**SHORT EXERCISE:**
Without the pictures, copy all the entries below exactly.

[Start of MATERIALS PROVIDED]

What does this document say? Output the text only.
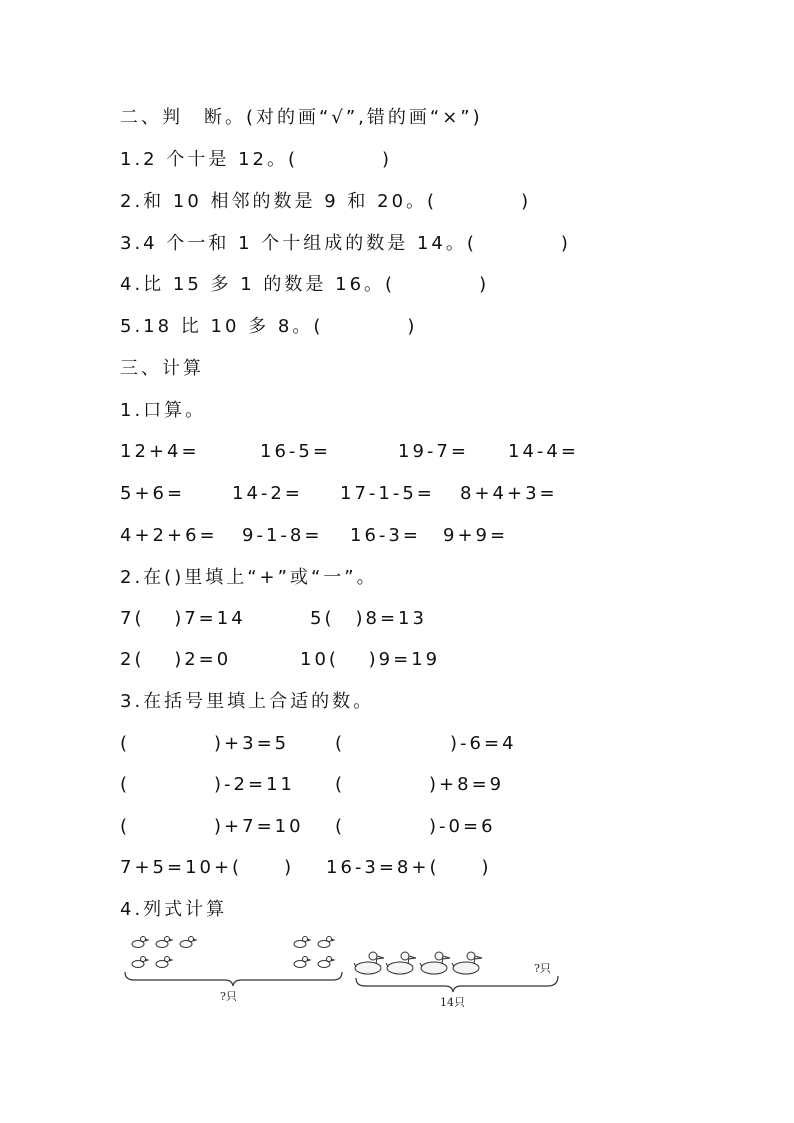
二、判　断。(对的画“√”,错的画“×”)
1.2 个十是 12。(　　　　)
2.和 10 相邻的数是 9 和 20。(　　　　)
3.4 个一和 1 个十组成的数是 14。(　　　　)
4.比 15 多 1 的数是 16。(　　　　)
5.18 比 10 多 8。(　　　　)
三、计算
1.口算。
12+4=	16-5=	19-7= 14-4=
5+6=	14-2= 17-1-5= 8+4+3=
4+2+6= 9-1-8= 16-3= 9+9=
2.在()里填上“+”或“一”。
7(　 )7=14	5(　)8=13
2(　 )2=0	10(　 )9=19
3.在括号里填上合适的数。
(　　　　)+3=5	(　　　　　)-6=4
(　　　　)-2=11 (　　　　)+8=9
(　　　　)+7=10 (　　　　)-0=6
7+5=10+(　　) 16-3=8+(　　)
4.列式计算
?只
?只
14只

[End of MATERIALS PROVIDED]

**OUTPUT:**
What does this document say? Output the text only.
二、判　断。(对的画“√”,错的画“×”)
1.2 个十是 12。(　　　　)
2.和 10 相邻的数是 9 和 20。(　　　　)
3.4 个一和 1 个十组成的数是 14。(　　　　)
4.比 15 多 1 的数是 16。(　　　　)
5.18 比 10 多 8。(　　　　)
三、计算
1.口算。
12+4=	16-5=	19-7= 14-4=
5+6=	14-2= 17-1-5= 8+4+3=
4+2+6= 9-1-8= 16-3= 9+9=
2.在()里填上“+”或“一”。
7(　 )7=14	5(　)8=13
2(　 )2=0	10(　 )9=19
3.在括号里填上合适的数。
(　　　　)+3=5	(　　　　　)-6=4
(　　　　)-2=11 (　　　　)+8=9
(　　　　)+7=10 (　　　　)-0=6
7+5=10+(　　) 16-3=8+(　　)
4.列式计算
?只
?只
14只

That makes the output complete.